» **Given task**:
Examine each line of the data. Copy those that contain the string "label".

----

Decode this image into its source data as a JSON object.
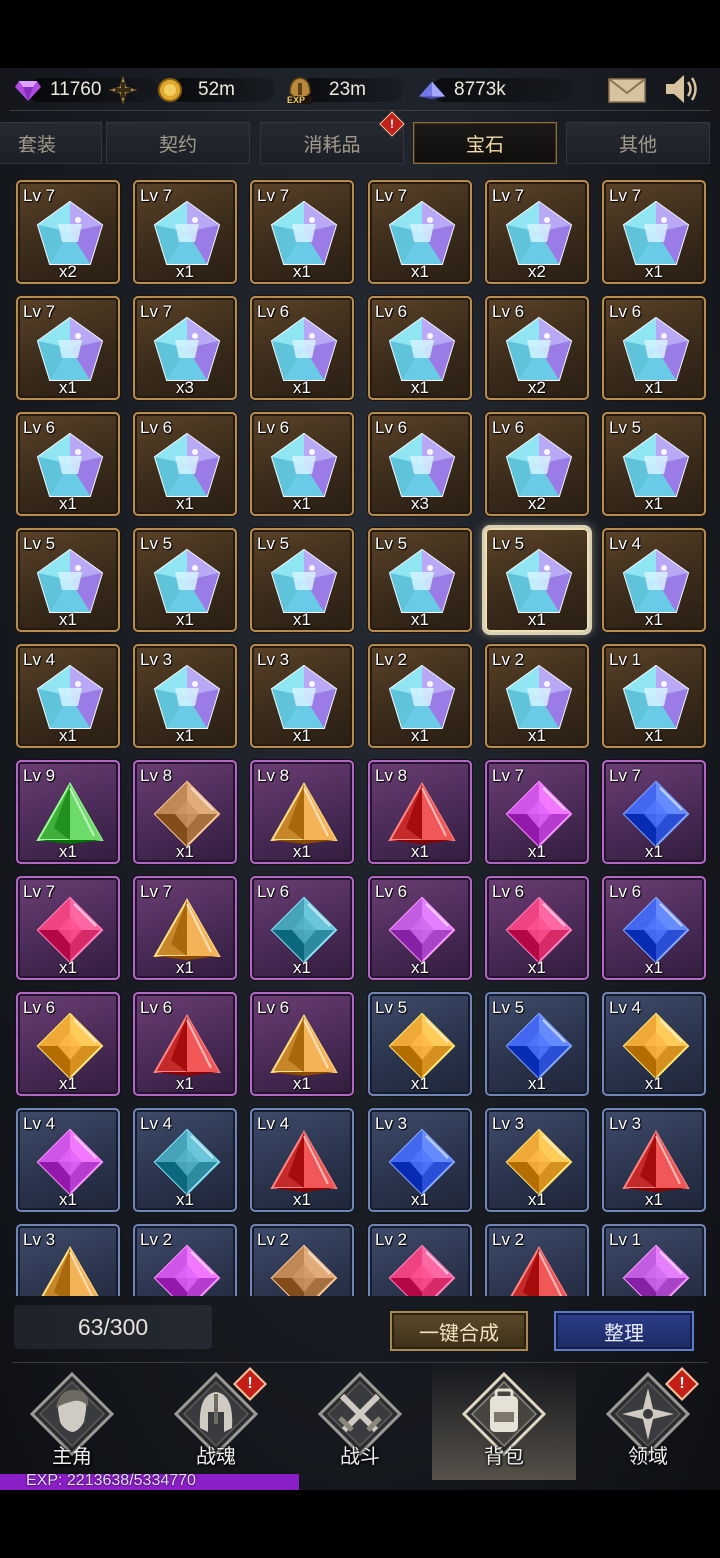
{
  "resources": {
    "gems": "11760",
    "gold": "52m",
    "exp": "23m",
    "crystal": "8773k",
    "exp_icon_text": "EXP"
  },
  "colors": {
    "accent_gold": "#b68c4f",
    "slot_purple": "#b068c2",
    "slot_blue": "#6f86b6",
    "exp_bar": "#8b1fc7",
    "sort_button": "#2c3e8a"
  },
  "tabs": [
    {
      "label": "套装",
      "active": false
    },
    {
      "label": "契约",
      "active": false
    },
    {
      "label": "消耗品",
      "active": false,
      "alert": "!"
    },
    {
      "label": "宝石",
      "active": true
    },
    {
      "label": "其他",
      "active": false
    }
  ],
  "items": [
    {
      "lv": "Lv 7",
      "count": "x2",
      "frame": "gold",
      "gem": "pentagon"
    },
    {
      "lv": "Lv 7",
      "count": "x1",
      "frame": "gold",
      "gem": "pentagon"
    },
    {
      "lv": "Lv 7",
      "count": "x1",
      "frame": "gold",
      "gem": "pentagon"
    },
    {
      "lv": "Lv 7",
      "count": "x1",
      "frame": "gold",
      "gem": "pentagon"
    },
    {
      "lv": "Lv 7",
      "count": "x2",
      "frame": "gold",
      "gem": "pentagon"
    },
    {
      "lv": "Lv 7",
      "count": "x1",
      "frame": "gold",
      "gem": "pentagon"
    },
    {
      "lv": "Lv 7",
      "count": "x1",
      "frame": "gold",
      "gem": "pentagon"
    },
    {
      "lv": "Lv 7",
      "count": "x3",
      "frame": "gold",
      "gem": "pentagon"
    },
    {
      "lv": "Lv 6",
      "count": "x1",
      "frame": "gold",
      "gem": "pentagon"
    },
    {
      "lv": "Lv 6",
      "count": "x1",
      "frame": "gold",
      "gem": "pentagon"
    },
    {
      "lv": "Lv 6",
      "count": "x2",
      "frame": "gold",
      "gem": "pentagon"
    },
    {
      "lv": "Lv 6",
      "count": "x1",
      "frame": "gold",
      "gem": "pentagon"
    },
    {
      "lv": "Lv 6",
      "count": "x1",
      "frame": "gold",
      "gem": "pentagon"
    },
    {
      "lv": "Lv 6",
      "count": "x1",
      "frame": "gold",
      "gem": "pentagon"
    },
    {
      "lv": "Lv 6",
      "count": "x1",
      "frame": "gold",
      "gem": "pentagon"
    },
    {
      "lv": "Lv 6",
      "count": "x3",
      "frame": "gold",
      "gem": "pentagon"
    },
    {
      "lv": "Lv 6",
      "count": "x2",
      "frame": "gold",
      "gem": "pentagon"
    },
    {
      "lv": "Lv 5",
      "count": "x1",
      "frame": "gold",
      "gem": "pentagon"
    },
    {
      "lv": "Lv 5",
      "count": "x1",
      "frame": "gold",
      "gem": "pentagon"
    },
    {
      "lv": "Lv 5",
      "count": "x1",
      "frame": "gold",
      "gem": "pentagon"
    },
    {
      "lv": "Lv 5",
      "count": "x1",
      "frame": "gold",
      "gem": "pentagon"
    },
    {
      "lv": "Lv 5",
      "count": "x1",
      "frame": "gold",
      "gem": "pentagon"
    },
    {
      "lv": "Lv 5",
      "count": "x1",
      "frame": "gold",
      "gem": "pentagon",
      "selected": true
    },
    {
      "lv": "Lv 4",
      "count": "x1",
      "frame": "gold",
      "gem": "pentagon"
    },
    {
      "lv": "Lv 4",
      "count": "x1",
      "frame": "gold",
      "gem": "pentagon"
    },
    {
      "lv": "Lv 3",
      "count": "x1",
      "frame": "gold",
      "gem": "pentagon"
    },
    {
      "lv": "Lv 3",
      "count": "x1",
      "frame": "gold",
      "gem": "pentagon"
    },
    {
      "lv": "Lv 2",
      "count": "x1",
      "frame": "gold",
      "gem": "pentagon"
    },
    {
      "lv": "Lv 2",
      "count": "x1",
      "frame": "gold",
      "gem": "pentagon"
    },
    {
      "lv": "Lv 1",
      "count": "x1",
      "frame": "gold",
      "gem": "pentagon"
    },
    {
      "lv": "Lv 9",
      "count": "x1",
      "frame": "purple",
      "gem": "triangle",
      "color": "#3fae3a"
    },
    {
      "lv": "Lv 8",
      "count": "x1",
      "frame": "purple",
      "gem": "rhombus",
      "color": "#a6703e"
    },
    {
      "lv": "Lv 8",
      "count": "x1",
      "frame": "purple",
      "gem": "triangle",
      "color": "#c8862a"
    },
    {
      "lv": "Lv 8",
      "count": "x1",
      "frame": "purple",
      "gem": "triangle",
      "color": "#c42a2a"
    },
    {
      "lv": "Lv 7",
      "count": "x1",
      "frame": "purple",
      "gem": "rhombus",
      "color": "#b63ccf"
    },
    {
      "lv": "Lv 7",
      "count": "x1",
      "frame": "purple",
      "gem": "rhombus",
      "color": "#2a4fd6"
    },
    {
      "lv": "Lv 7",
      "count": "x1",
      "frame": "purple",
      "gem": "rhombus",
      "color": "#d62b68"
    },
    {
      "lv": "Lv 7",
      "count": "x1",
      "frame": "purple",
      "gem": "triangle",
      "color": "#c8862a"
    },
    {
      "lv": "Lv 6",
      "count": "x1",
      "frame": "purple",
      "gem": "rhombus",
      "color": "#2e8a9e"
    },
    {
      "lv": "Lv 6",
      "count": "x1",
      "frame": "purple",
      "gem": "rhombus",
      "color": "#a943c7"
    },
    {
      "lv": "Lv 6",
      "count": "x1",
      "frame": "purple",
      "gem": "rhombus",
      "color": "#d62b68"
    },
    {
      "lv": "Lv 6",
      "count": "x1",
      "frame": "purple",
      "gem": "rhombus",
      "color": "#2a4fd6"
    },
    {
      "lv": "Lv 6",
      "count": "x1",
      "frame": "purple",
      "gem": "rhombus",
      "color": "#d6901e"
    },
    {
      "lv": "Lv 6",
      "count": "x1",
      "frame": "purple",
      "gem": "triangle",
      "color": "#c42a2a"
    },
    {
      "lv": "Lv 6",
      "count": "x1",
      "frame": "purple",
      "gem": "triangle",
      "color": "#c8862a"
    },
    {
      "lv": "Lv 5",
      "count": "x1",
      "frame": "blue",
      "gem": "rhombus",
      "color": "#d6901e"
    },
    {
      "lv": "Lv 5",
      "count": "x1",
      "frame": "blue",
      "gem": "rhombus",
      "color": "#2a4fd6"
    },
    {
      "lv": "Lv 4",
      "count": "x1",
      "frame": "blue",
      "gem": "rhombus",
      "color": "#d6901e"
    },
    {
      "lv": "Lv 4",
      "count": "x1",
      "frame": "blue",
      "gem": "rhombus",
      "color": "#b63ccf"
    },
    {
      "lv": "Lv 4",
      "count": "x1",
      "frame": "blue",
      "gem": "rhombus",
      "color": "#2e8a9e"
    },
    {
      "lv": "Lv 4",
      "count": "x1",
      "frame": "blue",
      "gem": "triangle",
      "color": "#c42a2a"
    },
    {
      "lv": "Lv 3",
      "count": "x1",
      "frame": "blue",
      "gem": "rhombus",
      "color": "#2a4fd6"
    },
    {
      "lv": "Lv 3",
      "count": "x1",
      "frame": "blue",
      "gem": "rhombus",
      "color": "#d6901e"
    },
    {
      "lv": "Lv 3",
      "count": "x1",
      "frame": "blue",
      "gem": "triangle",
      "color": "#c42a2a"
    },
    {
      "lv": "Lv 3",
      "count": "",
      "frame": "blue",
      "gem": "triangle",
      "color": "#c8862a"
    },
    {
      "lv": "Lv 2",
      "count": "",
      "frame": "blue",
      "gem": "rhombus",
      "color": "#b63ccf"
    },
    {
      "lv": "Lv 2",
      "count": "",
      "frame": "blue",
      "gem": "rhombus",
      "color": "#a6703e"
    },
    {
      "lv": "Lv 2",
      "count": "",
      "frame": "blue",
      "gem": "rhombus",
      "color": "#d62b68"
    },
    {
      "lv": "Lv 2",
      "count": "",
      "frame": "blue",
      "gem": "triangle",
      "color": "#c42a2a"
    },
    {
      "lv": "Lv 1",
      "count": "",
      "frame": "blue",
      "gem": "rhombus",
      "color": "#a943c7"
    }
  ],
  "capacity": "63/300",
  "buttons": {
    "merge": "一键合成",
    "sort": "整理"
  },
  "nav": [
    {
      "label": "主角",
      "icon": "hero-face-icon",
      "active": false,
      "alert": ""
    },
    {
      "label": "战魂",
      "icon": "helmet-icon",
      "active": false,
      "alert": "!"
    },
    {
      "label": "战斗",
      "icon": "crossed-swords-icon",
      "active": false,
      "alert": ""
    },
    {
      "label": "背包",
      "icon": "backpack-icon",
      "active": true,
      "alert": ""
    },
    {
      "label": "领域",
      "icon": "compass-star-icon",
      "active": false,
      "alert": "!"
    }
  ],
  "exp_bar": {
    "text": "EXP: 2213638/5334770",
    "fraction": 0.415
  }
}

----

» **Reply**:
      "label": "套装",
      "label": "契约",
      "label": "消耗品",
      "label": "宝石",
      "label": "其他",
      "label": "主角",
      "label": "战魂",
      "label": "战斗",
      "label": "背包",
      "label": "领域",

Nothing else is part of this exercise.